BEGIN Material provided

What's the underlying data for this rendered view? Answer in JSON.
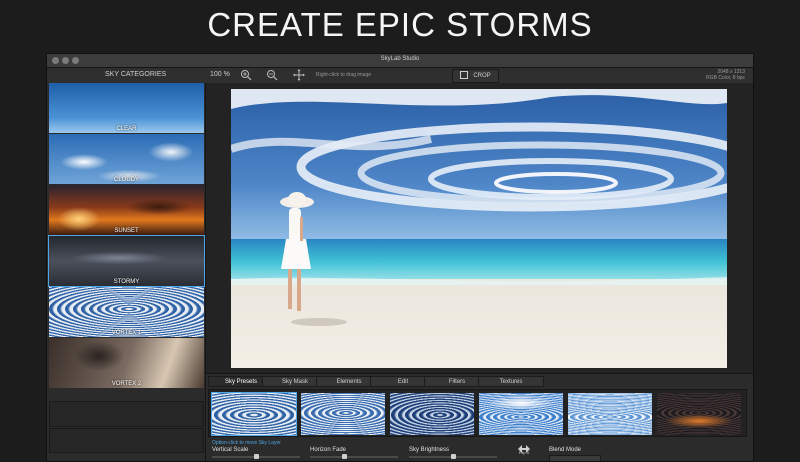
{
  "headline": "CREATE EPIC STORMS",
  "window": {
    "title": "SkyLab Studio"
  },
  "sidebar": {
    "title": "SKY CATEGORIES",
    "items": [
      {
        "label": "CLEAR"
      },
      {
        "label": "CLOUDY"
      },
      {
        "label": "SUNSET"
      },
      {
        "label": "STORMY"
      },
      {
        "label": "VORTEX 1"
      },
      {
        "label": "VORTEX 2"
      }
    ]
  },
  "toolbar": {
    "zoom": "100 %",
    "hint": "Right-click to drag image",
    "crop_label": "CROP",
    "image_size": "2048 x 1313",
    "color_mode": "RGB Color, 8 bpc"
  },
  "bottom": {
    "tabs": [
      "Sky Presets",
      "Sky Mask",
      "Elements",
      "Edit",
      "Filters",
      "Textures"
    ],
    "active_tab": "Sky Presets",
    "hint": "Option-click to move Sky Layer",
    "controls": {
      "vertical_scale": "Vertical Scale",
      "horizon_fade": "Horizon Fade",
      "sky_brightness": "Sky Brightness",
      "flip_x": "Flip X",
      "blend_mode": "Blend Mode"
    }
  },
  "colors": {
    "accent": "#4da6e8",
    "background": "#1c1c1c",
    "panel": "#2b2b2b"
  }
}
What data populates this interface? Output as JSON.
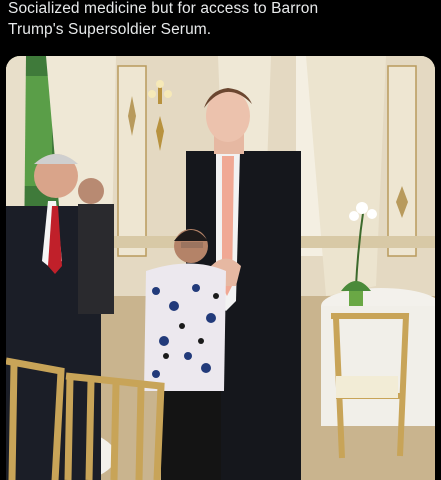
{
  "post": {
    "caption_line1": "Socialized medicine but for access to Barron",
    "caption_line2": "Trump's Supersoldier Serum."
  },
  "photo": {
    "alt": "",
    "wall_color": "#e4d9c2",
    "floor_color": "#c9b48e",
    "suit_color": "#15171c",
    "tie_color": "#f0a894",
    "chair_gold": "#c8a458"
  }
}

END Material provided

→ Task to complete: Set down exactly, from the line that contains "What data populates" through the last line of the data, each line as it stands, and leave the pictures out.

→ The result:
What data populates this interface? Output as JSON.
{
  "post": {
    "caption_line1": "Socialized medicine but for access to Barron",
    "caption_line2": "Trump's Supersoldier Serum."
  },
  "photo": {
    "alt": "",
    "wall_color": "#e4d9c2",
    "floor_color": "#c9b48e",
    "suit_color": "#15171c",
    "tie_color": "#f0a894",
    "chair_gold": "#c8a458"
  }
}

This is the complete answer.